> [Problem requirements]
Quote each line of the material verbatim, without the pictures.

> [Source material]
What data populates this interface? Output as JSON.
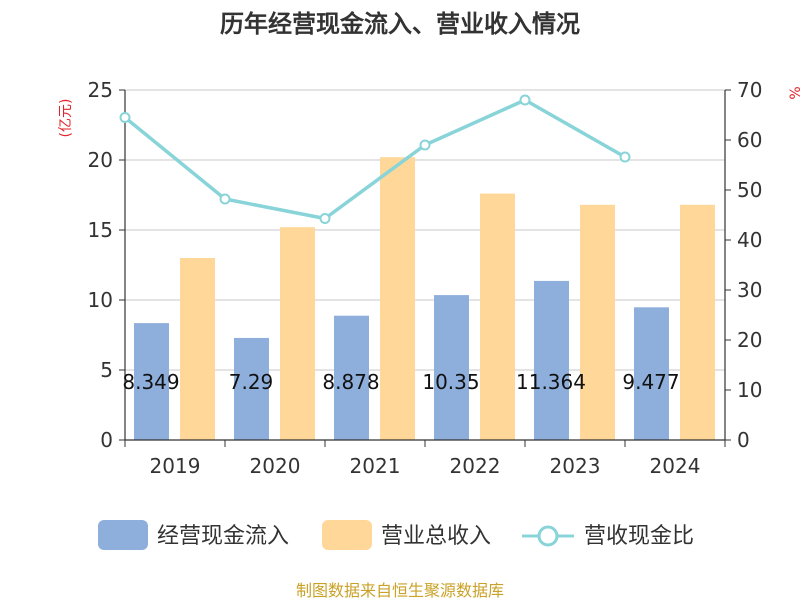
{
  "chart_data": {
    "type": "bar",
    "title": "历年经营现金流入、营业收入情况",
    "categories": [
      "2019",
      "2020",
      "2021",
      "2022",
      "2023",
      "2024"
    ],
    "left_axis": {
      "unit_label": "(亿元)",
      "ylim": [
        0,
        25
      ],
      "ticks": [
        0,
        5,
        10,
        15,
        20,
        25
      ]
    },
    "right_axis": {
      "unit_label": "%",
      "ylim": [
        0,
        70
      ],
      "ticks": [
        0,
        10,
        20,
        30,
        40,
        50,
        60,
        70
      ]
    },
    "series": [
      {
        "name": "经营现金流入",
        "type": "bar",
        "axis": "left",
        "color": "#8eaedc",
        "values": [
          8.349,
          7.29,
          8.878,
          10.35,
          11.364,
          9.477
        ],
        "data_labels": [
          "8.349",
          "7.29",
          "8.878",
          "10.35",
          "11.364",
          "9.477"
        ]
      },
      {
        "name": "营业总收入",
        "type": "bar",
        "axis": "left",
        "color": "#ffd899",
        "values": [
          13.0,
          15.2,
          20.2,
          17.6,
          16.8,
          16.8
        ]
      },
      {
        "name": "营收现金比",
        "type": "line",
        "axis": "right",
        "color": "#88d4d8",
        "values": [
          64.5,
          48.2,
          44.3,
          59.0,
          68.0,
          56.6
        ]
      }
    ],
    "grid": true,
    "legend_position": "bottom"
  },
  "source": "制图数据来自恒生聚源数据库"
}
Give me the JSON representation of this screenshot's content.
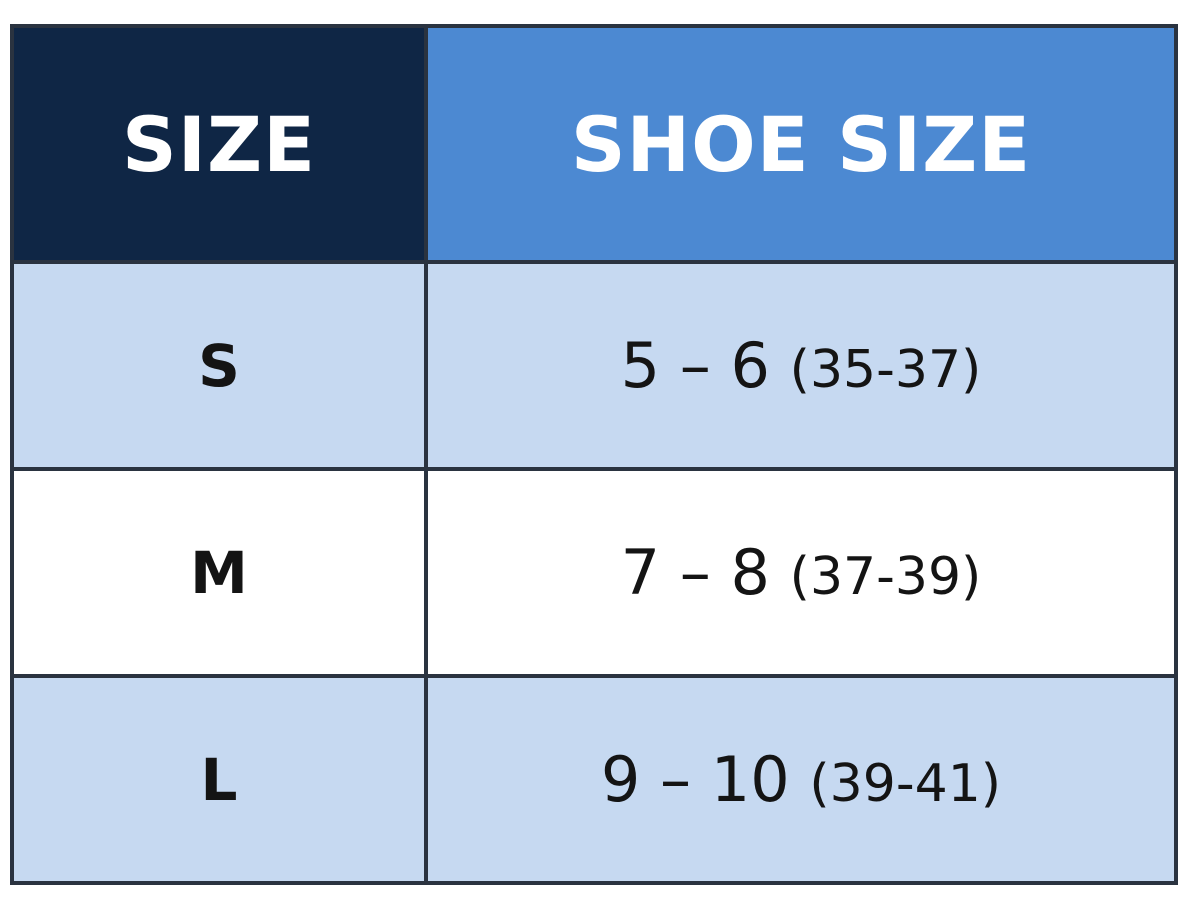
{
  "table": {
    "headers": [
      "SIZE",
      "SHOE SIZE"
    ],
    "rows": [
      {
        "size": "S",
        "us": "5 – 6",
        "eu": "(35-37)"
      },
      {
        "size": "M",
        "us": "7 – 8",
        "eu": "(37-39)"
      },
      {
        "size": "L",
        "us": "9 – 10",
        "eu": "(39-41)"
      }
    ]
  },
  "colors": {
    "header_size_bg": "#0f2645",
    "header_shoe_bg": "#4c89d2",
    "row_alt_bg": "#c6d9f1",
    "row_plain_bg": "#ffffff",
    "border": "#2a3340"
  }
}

> [Task output]
What data populates this interface? Output as JSON.
{
  "chart_data": {
    "type": "bar",
    "title": "历年经营现金流入、营业收入情况",
    "categories": [
      "2019",
      "2020",
      "2021",
      "2022",
      "2023",
      "2024"
    ],
    "left_axis": {
      "unit_label": "(亿元)",
      "ylim": [
        0,
        25
      ],
      "ticks": [
        0,
        5,
        10,
        15,
        20,
        25
      ]
    },
    "right_axis": {
      "unit_label": "%",
      "ylim": [
        0,
        70
      ],
      "ticks": [
        0,
        10,
        20,
        30,
        40,
        50,
        60,
        70
      ]
    },
    "series": [
      {
        "name": "经营现金流入",
        "type": "bar",
        "axis": "left",
        "color": "#8eaedc",
        "values": [
          8.349,
          7.29,
          8.878,
          10.35,
          11.364,
          9.477
        ],
        "data_labels": [
          "8.349",
          "7.29",
          "8.878",
          "10.35",
          "11.364",
          "9.477"
        ]
      },
      {
        "name": "营业总收入",
        "type": "bar",
        "axis": "left",
        "color": "#ffd899",
        "values": [
          13.0,
          15.2,
          20.2,
          17.6,
          16.8,
          16.8
        ]
      },
      {
        "name": "营收现金比",
        "type": "line",
        "axis": "right",
        "color": "#88d4d8",
        "values": [
          64.5,
          48.2,
          44.3,
          59.0,
          68.0,
          56.6
        ]
      }
    ],
    "grid": true,
    "legend_position": "bottom"
  },
  "source": "制图数据来自恒生聚源数据库"
}
Give me the JSON representation of this screenshot's content.
{
  "table": {
    "headers": [
      "SIZE",
      "SHOE SIZE"
    ],
    "rows": [
      {
        "size": "S",
        "us": "5 – 6",
        "eu": "(35-37)"
      },
      {
        "size": "M",
        "us": "7 – 8",
        "eu": "(37-39)"
      },
      {
        "size": "L",
        "us": "9 – 10",
        "eu": "(39-41)"
      }
    ]
  },
  "colors": {
    "header_size_bg": "#0f2645",
    "header_shoe_bg": "#4c89d2",
    "row_alt_bg": "#c6d9f1",
    "row_plain_bg": "#ffffff",
    "border": "#2a3340"
  }
}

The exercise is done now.